— What the task asks —
Write out every entry exactly as it stands.

····················

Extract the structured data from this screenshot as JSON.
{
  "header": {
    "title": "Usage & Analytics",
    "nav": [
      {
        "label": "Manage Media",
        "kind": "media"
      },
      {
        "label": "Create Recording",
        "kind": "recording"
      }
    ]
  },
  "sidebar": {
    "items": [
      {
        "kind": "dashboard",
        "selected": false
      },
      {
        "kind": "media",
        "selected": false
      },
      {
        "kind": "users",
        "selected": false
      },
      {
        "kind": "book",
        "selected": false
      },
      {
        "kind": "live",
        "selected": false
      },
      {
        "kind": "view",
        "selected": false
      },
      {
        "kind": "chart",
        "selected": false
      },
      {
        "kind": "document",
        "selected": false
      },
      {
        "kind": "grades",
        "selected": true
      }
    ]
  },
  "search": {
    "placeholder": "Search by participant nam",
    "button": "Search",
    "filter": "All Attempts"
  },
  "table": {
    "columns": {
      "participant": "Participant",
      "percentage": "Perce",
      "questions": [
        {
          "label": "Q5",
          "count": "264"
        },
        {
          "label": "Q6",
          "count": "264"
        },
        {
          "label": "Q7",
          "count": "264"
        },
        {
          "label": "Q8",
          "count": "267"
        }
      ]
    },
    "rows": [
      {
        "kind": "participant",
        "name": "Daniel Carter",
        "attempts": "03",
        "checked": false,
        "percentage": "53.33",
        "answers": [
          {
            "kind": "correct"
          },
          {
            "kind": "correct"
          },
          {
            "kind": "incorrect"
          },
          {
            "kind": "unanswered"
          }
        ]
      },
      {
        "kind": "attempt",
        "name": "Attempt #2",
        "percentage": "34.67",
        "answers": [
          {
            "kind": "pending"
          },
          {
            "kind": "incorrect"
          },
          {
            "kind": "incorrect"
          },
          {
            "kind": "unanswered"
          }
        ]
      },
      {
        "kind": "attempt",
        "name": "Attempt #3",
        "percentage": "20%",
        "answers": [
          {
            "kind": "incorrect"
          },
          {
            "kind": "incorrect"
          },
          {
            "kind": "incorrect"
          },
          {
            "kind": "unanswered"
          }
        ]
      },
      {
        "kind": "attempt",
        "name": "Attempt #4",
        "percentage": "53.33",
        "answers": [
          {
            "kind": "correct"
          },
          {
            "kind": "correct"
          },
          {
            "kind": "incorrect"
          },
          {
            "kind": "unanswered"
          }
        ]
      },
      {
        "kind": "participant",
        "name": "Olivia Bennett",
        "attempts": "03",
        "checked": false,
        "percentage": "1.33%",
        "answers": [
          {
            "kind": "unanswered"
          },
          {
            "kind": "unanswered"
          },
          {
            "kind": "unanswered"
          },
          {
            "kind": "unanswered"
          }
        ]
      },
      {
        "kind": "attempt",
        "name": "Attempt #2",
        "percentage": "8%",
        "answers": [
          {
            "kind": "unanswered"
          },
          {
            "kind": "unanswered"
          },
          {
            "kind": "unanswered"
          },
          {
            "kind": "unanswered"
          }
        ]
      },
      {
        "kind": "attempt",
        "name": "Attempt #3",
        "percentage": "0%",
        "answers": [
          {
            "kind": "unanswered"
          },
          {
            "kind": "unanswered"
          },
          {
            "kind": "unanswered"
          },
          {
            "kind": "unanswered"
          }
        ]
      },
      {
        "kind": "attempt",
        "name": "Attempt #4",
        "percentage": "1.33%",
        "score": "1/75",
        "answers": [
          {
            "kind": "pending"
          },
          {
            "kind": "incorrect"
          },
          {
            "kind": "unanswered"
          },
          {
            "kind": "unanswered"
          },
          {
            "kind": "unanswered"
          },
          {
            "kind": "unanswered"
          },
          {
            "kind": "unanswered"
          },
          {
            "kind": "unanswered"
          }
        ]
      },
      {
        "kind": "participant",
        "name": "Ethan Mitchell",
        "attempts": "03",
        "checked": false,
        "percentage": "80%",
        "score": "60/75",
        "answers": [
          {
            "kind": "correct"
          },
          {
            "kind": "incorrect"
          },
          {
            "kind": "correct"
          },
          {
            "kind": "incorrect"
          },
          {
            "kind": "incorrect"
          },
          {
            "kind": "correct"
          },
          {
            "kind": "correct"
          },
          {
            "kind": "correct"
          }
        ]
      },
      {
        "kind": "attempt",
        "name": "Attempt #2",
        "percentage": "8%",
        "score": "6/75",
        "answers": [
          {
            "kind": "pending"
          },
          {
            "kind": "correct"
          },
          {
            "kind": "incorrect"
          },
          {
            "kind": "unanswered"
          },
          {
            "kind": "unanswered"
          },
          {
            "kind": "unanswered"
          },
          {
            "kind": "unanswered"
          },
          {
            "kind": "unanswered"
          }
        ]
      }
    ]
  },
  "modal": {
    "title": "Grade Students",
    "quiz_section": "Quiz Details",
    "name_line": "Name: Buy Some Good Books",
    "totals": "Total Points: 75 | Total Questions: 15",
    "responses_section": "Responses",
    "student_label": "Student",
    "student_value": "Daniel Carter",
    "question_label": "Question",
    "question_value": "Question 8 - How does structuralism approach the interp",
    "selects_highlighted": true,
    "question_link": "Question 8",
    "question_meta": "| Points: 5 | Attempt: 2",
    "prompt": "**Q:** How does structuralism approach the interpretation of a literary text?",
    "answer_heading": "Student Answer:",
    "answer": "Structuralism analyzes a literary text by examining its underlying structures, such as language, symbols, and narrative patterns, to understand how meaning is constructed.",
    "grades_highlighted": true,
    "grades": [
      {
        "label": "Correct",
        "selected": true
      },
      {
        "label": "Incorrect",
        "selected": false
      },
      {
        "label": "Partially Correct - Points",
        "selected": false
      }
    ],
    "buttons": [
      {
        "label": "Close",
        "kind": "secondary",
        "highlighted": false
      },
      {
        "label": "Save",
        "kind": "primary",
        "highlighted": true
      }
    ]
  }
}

····················

— Answer to the problem —
Extract the structured data from this screenshot as JSON.
{
  "header": {
    "title": "Usage & Analytics",
    "nav": [
      {
        "label": "Manage Media",
        "kind": "media"
      },
      {
        "label": "Create Recording",
        "kind": "recording"
      }
    ]
  },
  "sidebar": {
    "items": [
      {
        "kind": "dashboard",
        "selected": false
      },
      {
        "kind": "media",
        "selected": false
      },
      {
        "kind": "users",
        "selected": false
      },
      {
        "kind": "book",
        "selected": false
      },
      {
        "kind": "live",
        "selected": false
      },
      {
        "kind": "view",
        "selected": false
      },
      {
        "kind": "chart",
        "selected": false
      },
      {
        "kind": "document",
        "selected": false
      },
      {
        "kind": "grades",
        "selected": true
      }
    ]
  },
  "search": {
    "placeholder": "Search by participant nam",
    "button": "Search",
    "filter": "All Attempts"
  },
  "table": {
    "columns": {
      "participant": "Participant",
      "percentage": "Perce",
      "questions": [
        {
          "label": "Q5",
          "count": "264"
        },
        {
          "label": "Q6",
          "count": "264"
        },
        {
          "label": "Q7",
          "count": "264"
        },
        {
          "label": "Q8",
          "count": "267"
        }
      ]
    },
    "rows": [
      {
        "kind": "participant",
        "name": "Daniel Carter",
        "attempts": "03",
        "checked": false,
        "percentage": "53.33",
        "answers": [
          {
            "kind": "correct"
          },
          {
            "kind": "correct"
          },
          {
            "kind": "incorrect"
          },
          {
            "kind": "unanswered"
          }
        ]
      },
      {
        "kind": "attempt",
        "name": "Attempt #2",
        "percentage": "34.67",
        "answers": [
          {
            "kind": "pending"
          },
          {
            "kind": "incorrect"
          },
          {
            "kind": "incorrect"
          },
          {
            "kind": "unanswered"
          }
        ]
      },
      {
        "kind": "attempt",
        "name": "Attempt #3",
        "percentage": "20%",
        "answers": [
          {
            "kind": "incorrect"
          },
          {
            "kind": "incorrect"
          },
          {
            "kind": "incorrect"
          },
          {
            "kind": "unanswered"
          }
        ]
      },
      {
        "kind": "attempt",
        "name": "Attempt #4",
        "percentage": "53.33",
        "answers": [
          {
            "kind": "correct"
          },
          {
            "kind": "correct"
          },
          {
            "kind": "incorrect"
          },
          {
            "kind": "unanswered"
          }
        ]
      },
      {
        "kind": "participant",
        "name": "Olivia Bennett",
        "attempts": "03",
        "checked": false,
        "percentage": "1.33%",
        "answers": [
          {
            "kind": "unanswered"
          },
          {
            "kind": "unanswered"
          },
          {
            "kind": "unanswered"
          },
          {
            "kind": "unanswered"
          }
        ]
      },
      {
        "kind": "attempt",
        "name": "Attempt #2",
        "percentage": "8%",
        "answers": [
          {
            "kind": "unanswered"
          },
          {
            "kind": "unanswered"
          },
          {
            "kind": "unanswered"
          },
          {
            "kind": "unanswered"
          }
        ]
      },
      {
        "kind": "attempt",
        "name": "Attempt #3",
        "percentage": "0%",
        "answers": [
          {
            "kind": "unanswered"
          },
          {
            "kind": "unanswered"
          },
          {
            "kind": "unanswered"
          },
          {
            "kind": "unanswered"
          }
        ]
      },
      {
        "kind": "attempt",
        "name": "Attempt #4",
        "percentage": "1.33%",
        "score": "1/75",
        "answers": [
          {
            "kind": "pending"
          },
          {
            "kind": "incorrect"
          },
          {
            "kind": "unanswered"
          },
          {
            "kind": "unanswered"
          },
          {
            "kind": "unanswered"
          },
          {
            "kind": "unanswered"
          },
          {
            "kind": "unanswered"
          },
          {
            "kind": "unanswered"
          }
        ]
      },
      {
        "kind": "participant",
        "name": "Ethan Mitchell",
        "attempts": "03",
        "checked": false,
        "percentage": "80%",
        "score": "60/75",
        "answers": [
          {
            "kind": "correct"
          },
          {
            "kind": "incorrect"
          },
          {
            "kind": "correct"
          },
          {
            "kind": "incorrect"
          },
          {
            "kind": "incorrect"
          },
          {
            "kind": "correct"
          },
          {
            "kind": "correct"
          },
          {
            "kind": "correct"
          }
        ]
      },
      {
        "kind": "attempt",
        "name": "Attempt #2",
        "percentage": "8%",
        "score": "6/75",
        "answers": [
          {
            "kind": "pending"
          },
          {
            "kind": "correct"
          },
          {
            "kind": "incorrect"
          },
          {
            "kind": "unanswered"
          },
          {
            "kind": "unanswered"
          },
          {
            "kind": "unanswered"
          },
          {
            "kind": "unanswered"
          },
          {
            "kind": "unanswered"
          }
        ]
      }
    ]
  },
  "modal": {
    "title": "Grade Students",
    "quiz_section": "Quiz Details",
    "name_line": "Name: Buy Some Good Books",
    "totals": "Total Points: 75 | Total Questions: 15",
    "responses_section": "Responses",
    "student_label": "Student",
    "student_value": "Daniel Carter",
    "question_label": "Question",
    "question_value": "Question 8 - How does structuralism approach the interp",
    "selects_highlighted": true,
    "question_link": "Question 8",
    "question_meta": "| Points: 5 | Attempt: 2",
    "prompt": "**Q:** How does structuralism approach the interpretation of a literary text?",
    "answer_heading": "Student Answer:",
    "answer": "Structuralism analyzes a literary text by examining its underlying structures, such as language, symbols, and narrative patterns, to understand how meaning is constructed.",
    "grades_highlighted": true,
    "grades": [
      {
        "label": "Correct",
        "selected": true
      },
      {
        "label": "Incorrect",
        "selected": false
      },
      {
        "label": "Partially Correct - Points",
        "selected": false
      }
    ],
    "buttons": [
      {
        "label": "Close",
        "kind": "secondary",
        "highlighted": false
      },
      {
        "label": "Save",
        "kind": "primary",
        "highlighted": true
      }
    ]
  }
}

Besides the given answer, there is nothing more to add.